**Objective**
Could you reproduce every line of the material below word for word, leaving out the pictures?

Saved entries
++++

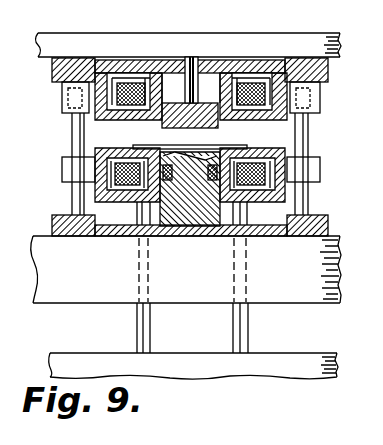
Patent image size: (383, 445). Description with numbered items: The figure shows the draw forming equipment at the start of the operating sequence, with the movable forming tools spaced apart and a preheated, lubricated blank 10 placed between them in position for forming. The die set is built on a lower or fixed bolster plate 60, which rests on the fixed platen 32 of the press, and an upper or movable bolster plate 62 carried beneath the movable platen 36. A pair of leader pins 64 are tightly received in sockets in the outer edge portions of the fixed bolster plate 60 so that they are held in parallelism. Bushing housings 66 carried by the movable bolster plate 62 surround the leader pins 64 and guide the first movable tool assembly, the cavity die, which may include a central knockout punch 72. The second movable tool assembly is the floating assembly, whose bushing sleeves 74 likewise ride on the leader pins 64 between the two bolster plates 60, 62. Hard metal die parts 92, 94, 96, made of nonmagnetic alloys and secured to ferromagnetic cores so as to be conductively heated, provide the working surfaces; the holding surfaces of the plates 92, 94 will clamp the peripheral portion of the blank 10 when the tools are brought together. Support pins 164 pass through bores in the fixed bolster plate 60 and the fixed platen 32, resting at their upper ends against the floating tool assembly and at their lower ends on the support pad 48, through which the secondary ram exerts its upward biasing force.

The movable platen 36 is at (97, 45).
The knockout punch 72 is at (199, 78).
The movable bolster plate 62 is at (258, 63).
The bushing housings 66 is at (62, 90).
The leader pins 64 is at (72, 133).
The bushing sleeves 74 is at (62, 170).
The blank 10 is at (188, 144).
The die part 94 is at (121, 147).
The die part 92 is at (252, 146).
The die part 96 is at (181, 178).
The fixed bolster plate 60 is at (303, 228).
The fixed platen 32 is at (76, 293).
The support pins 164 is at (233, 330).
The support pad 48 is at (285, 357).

++++

**Solved problem**
Patent image size: (383, 445). Description with numbered items: The figure shows the draw forming equipment at the start of the operating sequence, with the movable forming tools spaced apart and a preheated, lubricated blank 10 placed between them in position for forming. The die set is built on a lower or fixed bolster plate 60, which rests on the fixed platen 32 of the press, and an upper or movable bolster plate 62 carried beneath the movable platen 36. A pair of leader pins 64 are tightly received in sockets in the outer edge portions of the fixed bolster plate 60 so that they are held in parallelism. Bushing housings 66 carried by the movable bolster plate 62 surround the leader pins 64 and guide the first movable tool assembly, the cavity die, which may include a central knockout punch 72. The second movable tool assembly is the floating assembly, whose bushing sleeves 74 likewise ride on the leader pins 64 between the two bolster plates 60, 62. Hard metal die parts 92, 94, 96, made of nonmagnetic alloys and secured to ferromagnetic cores so as to be conductively heated, provide the working surfaces; the holding surfaces of the plates 92, 94 will clamp the peripheral portion of the blank 10 when the tools are brought together. Support pins 164 pass through bores in the fixed bolster plate 60 and the fixed platen 32, resting at their upper ends against the floating tool assembly and at their lower ends on the support pad 48, through which the secondary ram exerts its upward biasing force.

The movable platen 36 is at (97, 45).
The knockout punch 72 is at (199, 78).
The movable bolster plate 62 is at (258, 63).
The bushing housings 66 is at (62, 90).
The leader pins 64 is at (72, 133).
The bushing sleeves 74 is at (62, 170).
The blank 10 is at (188, 144).
The die part 94 is at (121, 147).
The die part 92 is at (252, 146).
The die part 96 is at (181, 178).
The fixed bolster plate 60 is at (303, 228).
The fixed platen 32 is at (76, 293).
The support pins 164 is at (233, 330).
The support pad 48 is at (285, 357).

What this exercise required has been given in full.